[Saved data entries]
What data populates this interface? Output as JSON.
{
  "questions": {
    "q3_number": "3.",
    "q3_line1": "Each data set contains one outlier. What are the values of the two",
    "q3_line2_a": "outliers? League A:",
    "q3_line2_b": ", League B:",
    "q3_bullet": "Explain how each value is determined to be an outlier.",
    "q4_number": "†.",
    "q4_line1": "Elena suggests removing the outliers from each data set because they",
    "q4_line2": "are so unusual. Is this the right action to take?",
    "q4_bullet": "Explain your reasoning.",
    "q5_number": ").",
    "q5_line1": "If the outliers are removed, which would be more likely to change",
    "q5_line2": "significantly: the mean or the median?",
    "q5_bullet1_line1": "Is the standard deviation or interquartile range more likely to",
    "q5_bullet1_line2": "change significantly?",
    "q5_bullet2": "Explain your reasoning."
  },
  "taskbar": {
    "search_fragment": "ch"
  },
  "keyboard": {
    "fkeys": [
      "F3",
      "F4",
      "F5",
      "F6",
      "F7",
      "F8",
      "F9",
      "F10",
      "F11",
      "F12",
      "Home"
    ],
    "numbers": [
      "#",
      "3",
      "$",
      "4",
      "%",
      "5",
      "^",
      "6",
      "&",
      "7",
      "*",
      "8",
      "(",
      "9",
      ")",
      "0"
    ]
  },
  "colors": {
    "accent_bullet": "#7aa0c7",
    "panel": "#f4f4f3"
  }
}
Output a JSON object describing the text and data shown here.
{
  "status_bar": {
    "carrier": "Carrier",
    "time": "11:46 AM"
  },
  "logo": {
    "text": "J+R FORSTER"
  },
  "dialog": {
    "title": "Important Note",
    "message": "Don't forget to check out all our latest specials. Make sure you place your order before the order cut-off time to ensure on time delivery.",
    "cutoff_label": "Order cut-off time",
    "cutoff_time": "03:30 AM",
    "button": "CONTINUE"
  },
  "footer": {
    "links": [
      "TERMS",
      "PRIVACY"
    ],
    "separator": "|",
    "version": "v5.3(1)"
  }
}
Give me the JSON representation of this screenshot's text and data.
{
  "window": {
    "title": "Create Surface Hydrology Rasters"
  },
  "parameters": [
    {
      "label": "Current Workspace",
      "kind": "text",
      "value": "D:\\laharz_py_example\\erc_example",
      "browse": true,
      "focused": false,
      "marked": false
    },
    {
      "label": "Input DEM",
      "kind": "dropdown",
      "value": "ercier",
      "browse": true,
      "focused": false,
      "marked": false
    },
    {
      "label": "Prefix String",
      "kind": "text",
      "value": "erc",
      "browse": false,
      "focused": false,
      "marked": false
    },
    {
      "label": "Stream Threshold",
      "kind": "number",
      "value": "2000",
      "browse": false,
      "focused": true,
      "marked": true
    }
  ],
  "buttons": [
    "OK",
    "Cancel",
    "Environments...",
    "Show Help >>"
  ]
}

[Set exercise] Select, from the listing, all lines that include the word "true".

[Expected answer]
      "browse": true,
      "browse": true,
      "focused": true,
      "marked": true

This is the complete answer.